THE EXERCISE = Copy every line of the records below word for word, changing no character.

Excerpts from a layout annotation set
┌────────

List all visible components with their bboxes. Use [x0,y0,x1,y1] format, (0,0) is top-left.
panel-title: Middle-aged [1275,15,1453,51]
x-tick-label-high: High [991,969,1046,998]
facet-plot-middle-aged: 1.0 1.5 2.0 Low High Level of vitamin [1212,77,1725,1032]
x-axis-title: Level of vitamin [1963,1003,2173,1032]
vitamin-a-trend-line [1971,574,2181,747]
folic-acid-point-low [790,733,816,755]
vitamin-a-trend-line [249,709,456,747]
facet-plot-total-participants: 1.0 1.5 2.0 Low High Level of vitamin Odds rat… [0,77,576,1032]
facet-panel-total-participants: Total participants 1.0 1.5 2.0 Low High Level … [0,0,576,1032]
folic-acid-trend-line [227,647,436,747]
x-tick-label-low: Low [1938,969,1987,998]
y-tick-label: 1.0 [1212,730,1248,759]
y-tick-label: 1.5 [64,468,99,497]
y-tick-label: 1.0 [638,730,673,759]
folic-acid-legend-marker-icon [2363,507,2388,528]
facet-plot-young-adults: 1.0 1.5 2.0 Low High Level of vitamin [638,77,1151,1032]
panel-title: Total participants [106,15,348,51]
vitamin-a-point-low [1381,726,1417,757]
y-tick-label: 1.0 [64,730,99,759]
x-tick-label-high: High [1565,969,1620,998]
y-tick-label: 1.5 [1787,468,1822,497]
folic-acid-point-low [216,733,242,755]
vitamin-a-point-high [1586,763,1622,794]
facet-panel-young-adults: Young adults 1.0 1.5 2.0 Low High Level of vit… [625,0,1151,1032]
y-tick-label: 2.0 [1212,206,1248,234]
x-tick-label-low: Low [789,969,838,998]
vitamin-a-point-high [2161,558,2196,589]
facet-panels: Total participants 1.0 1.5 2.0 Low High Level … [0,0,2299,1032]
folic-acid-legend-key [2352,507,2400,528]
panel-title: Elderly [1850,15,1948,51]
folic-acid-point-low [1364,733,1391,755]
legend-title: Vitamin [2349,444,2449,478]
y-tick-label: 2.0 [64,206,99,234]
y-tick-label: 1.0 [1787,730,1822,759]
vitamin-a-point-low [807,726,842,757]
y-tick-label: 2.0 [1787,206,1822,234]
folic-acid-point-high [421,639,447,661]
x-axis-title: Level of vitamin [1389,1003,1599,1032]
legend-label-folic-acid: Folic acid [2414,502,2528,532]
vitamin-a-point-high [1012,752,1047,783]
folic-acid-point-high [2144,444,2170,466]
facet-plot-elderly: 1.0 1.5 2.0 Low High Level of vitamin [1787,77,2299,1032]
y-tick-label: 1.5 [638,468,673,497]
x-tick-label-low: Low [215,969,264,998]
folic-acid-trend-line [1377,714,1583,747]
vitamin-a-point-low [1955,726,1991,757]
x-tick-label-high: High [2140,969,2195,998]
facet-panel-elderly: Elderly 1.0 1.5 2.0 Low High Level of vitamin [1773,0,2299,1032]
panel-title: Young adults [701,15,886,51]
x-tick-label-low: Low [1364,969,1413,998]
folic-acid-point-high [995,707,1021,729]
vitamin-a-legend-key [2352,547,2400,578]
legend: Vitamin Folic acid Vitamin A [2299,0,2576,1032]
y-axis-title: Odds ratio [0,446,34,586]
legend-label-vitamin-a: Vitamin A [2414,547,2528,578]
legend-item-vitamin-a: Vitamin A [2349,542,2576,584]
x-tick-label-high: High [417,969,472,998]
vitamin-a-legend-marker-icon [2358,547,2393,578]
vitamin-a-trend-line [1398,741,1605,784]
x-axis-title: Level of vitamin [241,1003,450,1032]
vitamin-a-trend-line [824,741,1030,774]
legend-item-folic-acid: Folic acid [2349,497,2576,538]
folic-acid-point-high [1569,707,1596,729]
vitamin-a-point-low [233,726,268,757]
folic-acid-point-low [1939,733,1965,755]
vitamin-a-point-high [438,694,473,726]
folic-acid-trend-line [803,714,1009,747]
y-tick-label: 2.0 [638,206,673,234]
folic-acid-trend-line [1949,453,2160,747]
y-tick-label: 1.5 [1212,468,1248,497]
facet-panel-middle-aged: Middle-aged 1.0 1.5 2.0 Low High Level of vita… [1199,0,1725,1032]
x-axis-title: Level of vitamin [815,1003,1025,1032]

└────────

FINISHED TASK =
List all visible components with their bboxes. Use [x0,y0,x1,y1] format, (0,0) is top-left.
panel-title: Middle-aged [1275,15,1453,51]
x-tick-label-high: High [991,969,1046,998]
facet-plot-middle-aged: 1.0 1.5 2.0 Low High Level of vitamin [1212,77,1725,1032]
x-axis-title: Level of vitamin [1963,1003,2173,1032]
vitamin-a-trend-line [1971,574,2181,747]
folic-acid-point-low [790,733,816,755]
vitamin-a-trend-line [249,709,456,747]
facet-plot-total-participants: 1.0 1.5 2.0 Low High Level of vitamin Odds rat… [0,77,576,1032]
facet-panel-total-participants: Total participants 1.0 1.5 2.0 Low High Level … [0,0,576,1032]
folic-acid-trend-line [227,647,436,747]
x-tick-label-low: Low [1938,969,1987,998]
y-tick-label: 1.0 [1212,730,1248,759]
y-tick-label: 1.5 [64,468,99,497]
y-tick-label: 1.0 [638,730,673,759]
folic-acid-legend-marker-icon [2363,507,2388,528]
facet-plot-young-adults: 1.0 1.5 2.0 Low High Level of vitamin [638,77,1151,1032]
panel-title: Total participants [106,15,348,51]
vitamin-a-point-low [1381,726,1417,757]
y-tick-label: 1.0 [64,730,99,759]
x-tick-label-high: High [1565,969,1620,998]
y-tick-label: 1.5 [1787,468,1822,497]
folic-acid-point-low [216,733,242,755]
vitamin-a-point-high [1586,763,1622,794]
facet-panel-young-adults: Young adults 1.0 1.5 2.0 Low High Level of vit… [625,0,1151,1032]
y-tick-label: 2.0 [1212,206,1248,234]
x-tick-label-low: Low [789,969,838,998]
vitamin-a-point-high [2161,558,2196,589]
facet-panels: Total participants 1.0 1.5 2.0 Low High Level … [0,0,2299,1032]
folic-acid-legend-key [2352,507,2400,528]
panel-title: Elderly [1850,15,1948,51]
folic-acid-point-low [1364,733,1391,755]
legend-title: Vitamin [2349,444,2449,478]
y-tick-label: 2.0 [64,206,99,234]
y-tick-label: 1.0 [1787,730,1822,759]
vitamin-a-point-low [807,726,842,757]
y-tick-label: 2.0 [1787,206,1822,234]
folic-acid-point-high [421,639,447,661]
x-axis-title: Level of vitamin [1389,1003,1599,1032]
legend-label-folic-acid: Folic acid [2414,502,2528,532]
vitamin-a-point-high [1012,752,1047,783]
folic-acid-point-high [2144,444,2170,466]
facet-plot-elderly: 1.0 1.5 2.0 Low High Level of vitamin [1787,77,2299,1032]
y-tick-label: 1.5 [638,468,673,497]
x-tick-label-low: Low [215,969,264,998]
folic-acid-trend-line [1377,714,1583,747]
vitamin-a-point-low [1955,726,1991,757]
x-tick-label-high: High [2140,969,2195,998]
facet-panel-elderly: Elderly 1.0 1.5 2.0 Low High Level of vitamin [1773,0,2299,1032]
panel-title: Young adults [701,15,886,51]
x-tick-label-low: Low [1364,969,1413,998]
folic-acid-point-high [995,707,1021,729]
vitamin-a-legend-key [2352,547,2400,578]
legend: Vitamin Folic acid Vitamin A [2299,0,2576,1032]
y-axis-title: Odds ratio [0,446,34,586]
legend-label-vitamin-a: Vitamin A [2414,547,2528,578]
legend-item-vitamin-a: Vitamin A [2349,542,2576,584]
x-tick-label-high: High [417,969,472,998]
vitamin-a-legend-marker-icon [2358,547,2393,578]
vitamin-a-trend-line [1398,741,1605,784]
x-axis-title: Level of vitamin [241,1003,450,1032]
vitamin-a-trend-line [824,741,1030,774]
legend-item-folic-acid: Folic acid [2349,497,2576,538]
folic-acid-point-high [1569,707,1596,729]
vitamin-a-point-low [233,726,268,757]
folic-acid-point-low [1939,733,1965,755]
vitamin-a-point-high [438,694,473,726]
folic-acid-trend-line [803,714,1009,747]
y-tick-label: 2.0 [638,206,673,234]
folic-acid-trend-line [1949,453,2160,747]
y-tick-label: 1.5 [1212,468,1248,497]
facet-panel-middle-aged: Middle-aged 1.0 1.5 2.0 Low High Level of vita… [1199,0,1725,1032]
x-axis-title: Level of vitamin [815,1003,1025,1032]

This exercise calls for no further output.